START

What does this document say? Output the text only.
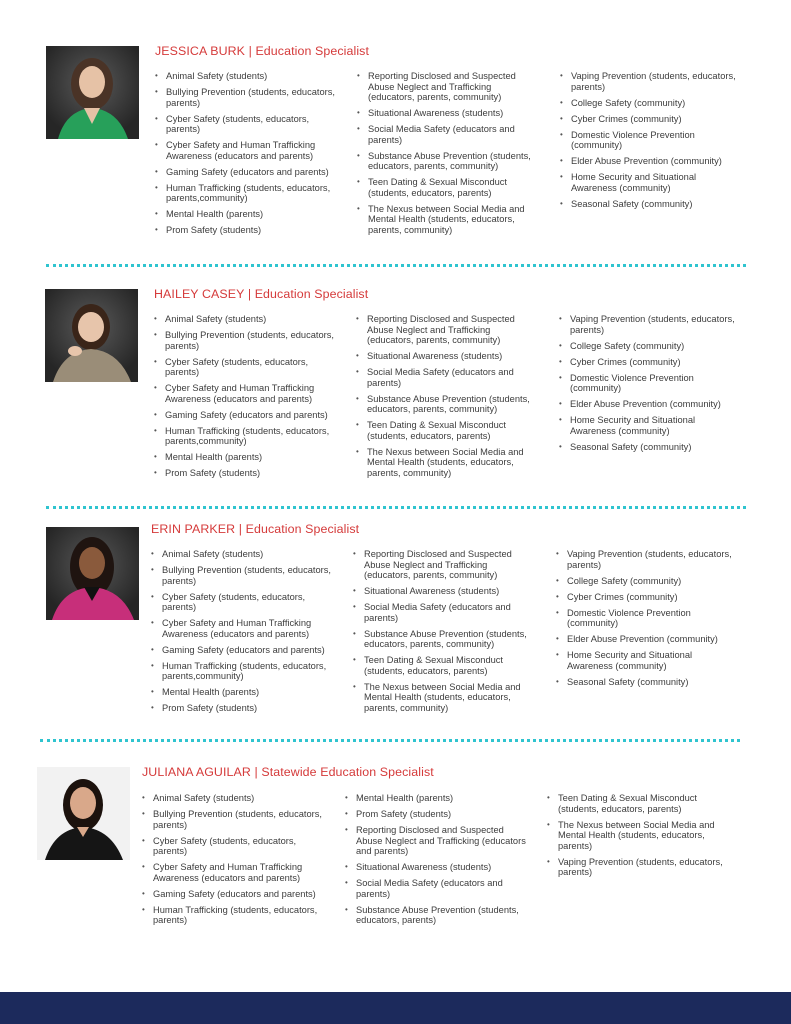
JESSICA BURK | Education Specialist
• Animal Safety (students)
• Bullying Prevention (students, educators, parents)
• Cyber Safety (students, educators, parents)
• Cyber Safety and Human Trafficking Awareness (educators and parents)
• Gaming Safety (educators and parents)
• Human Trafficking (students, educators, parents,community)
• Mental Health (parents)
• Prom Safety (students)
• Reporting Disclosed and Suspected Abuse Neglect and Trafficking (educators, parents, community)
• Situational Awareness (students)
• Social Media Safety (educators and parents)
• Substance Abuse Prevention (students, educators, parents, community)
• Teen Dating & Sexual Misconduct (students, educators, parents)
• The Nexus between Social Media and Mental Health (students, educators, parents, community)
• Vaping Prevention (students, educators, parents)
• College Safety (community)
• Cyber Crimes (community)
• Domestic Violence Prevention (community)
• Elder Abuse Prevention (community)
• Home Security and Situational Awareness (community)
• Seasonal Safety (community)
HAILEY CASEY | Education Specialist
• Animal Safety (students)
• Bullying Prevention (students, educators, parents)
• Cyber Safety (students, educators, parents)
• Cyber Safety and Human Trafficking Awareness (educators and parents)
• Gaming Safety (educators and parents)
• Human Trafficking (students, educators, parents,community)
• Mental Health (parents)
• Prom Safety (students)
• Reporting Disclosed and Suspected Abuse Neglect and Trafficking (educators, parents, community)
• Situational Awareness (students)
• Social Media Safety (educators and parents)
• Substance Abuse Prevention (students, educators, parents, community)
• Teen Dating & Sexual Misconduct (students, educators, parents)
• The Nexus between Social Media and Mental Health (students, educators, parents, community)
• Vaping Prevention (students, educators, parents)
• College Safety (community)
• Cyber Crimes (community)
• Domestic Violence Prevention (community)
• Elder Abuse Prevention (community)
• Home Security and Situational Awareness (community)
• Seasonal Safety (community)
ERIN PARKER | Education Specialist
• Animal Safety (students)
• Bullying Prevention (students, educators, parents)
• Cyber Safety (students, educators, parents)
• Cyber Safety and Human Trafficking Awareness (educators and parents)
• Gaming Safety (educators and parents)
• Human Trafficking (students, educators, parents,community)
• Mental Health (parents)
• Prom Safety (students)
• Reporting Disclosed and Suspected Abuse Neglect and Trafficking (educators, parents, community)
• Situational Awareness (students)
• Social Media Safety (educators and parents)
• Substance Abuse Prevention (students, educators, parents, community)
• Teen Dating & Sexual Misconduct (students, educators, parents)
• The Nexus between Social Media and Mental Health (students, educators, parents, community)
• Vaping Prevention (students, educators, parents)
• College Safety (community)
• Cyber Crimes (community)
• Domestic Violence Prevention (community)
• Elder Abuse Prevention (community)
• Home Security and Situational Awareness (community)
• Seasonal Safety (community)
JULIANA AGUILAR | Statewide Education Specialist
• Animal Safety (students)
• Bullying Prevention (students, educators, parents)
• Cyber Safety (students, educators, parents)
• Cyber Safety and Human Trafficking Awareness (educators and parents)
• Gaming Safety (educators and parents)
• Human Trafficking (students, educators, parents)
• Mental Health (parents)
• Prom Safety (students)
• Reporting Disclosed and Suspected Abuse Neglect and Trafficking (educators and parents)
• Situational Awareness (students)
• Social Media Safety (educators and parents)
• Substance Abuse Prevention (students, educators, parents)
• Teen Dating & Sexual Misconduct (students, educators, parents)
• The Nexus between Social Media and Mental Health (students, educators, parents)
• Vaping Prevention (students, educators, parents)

END

Exercise instructions:
Print all of the entries word for word. Omit the pictures they contain.

Solution for this problem:
What does this document say? Output the text only.
JESSICA BURK | Education Specialist
• Animal Safety (students)
• Bullying Prevention (students, educators, parents)
• Cyber Safety (students, educators, parents)
• Cyber Safety and Human Trafficking Awareness (educators and parents)
• Gaming Safety (educators and parents)
• Human Trafficking (students, educators, parents,community)
• Mental Health (parents)
• Prom Safety (students)
• Reporting Disclosed and Suspected Abuse Neglect and Trafficking (educators, parents, community)
• Situational Awareness (students)
• Social Media Safety (educators and parents)
• Substance Abuse Prevention (students, educators, parents, community)
• Teen Dating & Sexual Misconduct (students, educators, parents)
• The Nexus between Social Media and Mental Health (students, educators, parents, community)
• Vaping Prevention (students, educators, parents)
• College Safety (community)
• Cyber Crimes (community)
• Domestic Violence Prevention (community)
• Elder Abuse Prevention (community)
• Home Security and Situational Awareness (community)
• Seasonal Safety (community)
HAILEY CASEY | Education Specialist
• Animal Safety (students)
• Bullying Prevention (students, educators, parents)
• Cyber Safety (students, educators, parents)
• Cyber Safety and Human Trafficking Awareness (educators and parents)
• Gaming Safety (educators and parents)
• Human Trafficking (students, educators, parents,community)
• Mental Health (parents)
• Prom Safety (students)
• Reporting Disclosed and Suspected Abuse Neglect and Trafficking (educators, parents, community)
• Situational Awareness (students)
• Social Media Safety (educators and parents)
• Substance Abuse Prevention (students, educators, parents, community)
• Teen Dating & Sexual Misconduct (students, educators, parents)
• The Nexus between Social Media and Mental Health (students, educators, parents, community)
• Vaping Prevention (students, educators, parents)
• College Safety (community)
• Cyber Crimes (community)
• Domestic Violence Prevention (community)
• Elder Abuse Prevention (community)
• Home Security and Situational Awareness (community)
• Seasonal Safety (community)
ERIN PARKER | Education Specialist
• Animal Safety (students)
• Bullying Prevention (students, educators, parents)
• Cyber Safety (students, educators, parents)
• Cyber Safety and Human Trafficking Awareness (educators and parents)
• Gaming Safety (educators and parents)
• Human Trafficking (students, educators, parents,community)
• Mental Health (parents)
• Prom Safety (students)
• Reporting Disclosed and Suspected Abuse Neglect and Trafficking (educators, parents, community)
• Situational Awareness (students)
• Social Media Safety (educators and parents)
• Substance Abuse Prevention (students, educators, parents, community)
• Teen Dating & Sexual Misconduct (students, educators, parents)
• The Nexus between Social Media and Mental Health (students, educators, parents, community)
• Vaping Prevention (students, educators, parents)
• College Safety (community)
• Cyber Crimes (community)
• Domestic Violence Prevention (community)
• Elder Abuse Prevention (community)
• Home Security and Situational Awareness (community)
• Seasonal Safety (community)
JULIANA AGUILAR | Statewide Education Specialist
• Animal Safety (students)
• Bullying Prevention (students, educators, parents)
• Cyber Safety (students, educators, parents)
• Cyber Safety and Human Trafficking Awareness (educators and parents)
• Gaming Safety (educators and parents)
• Human Trafficking (students, educators, parents)
• Mental Health (parents)
• Prom Safety (students)
• Reporting Disclosed and Suspected Abuse Neglect and Trafficking (educators and parents)
• Situational Awareness (students)
• Social Media Safety (educators and parents)
• Substance Abuse Prevention (students, educators, parents)
• Teen Dating & Sexual Misconduct (students, educators, parents)
• The Nexus between Social Media and Mental Health (students, educators, parents)
• Vaping Prevention (students, educators, parents)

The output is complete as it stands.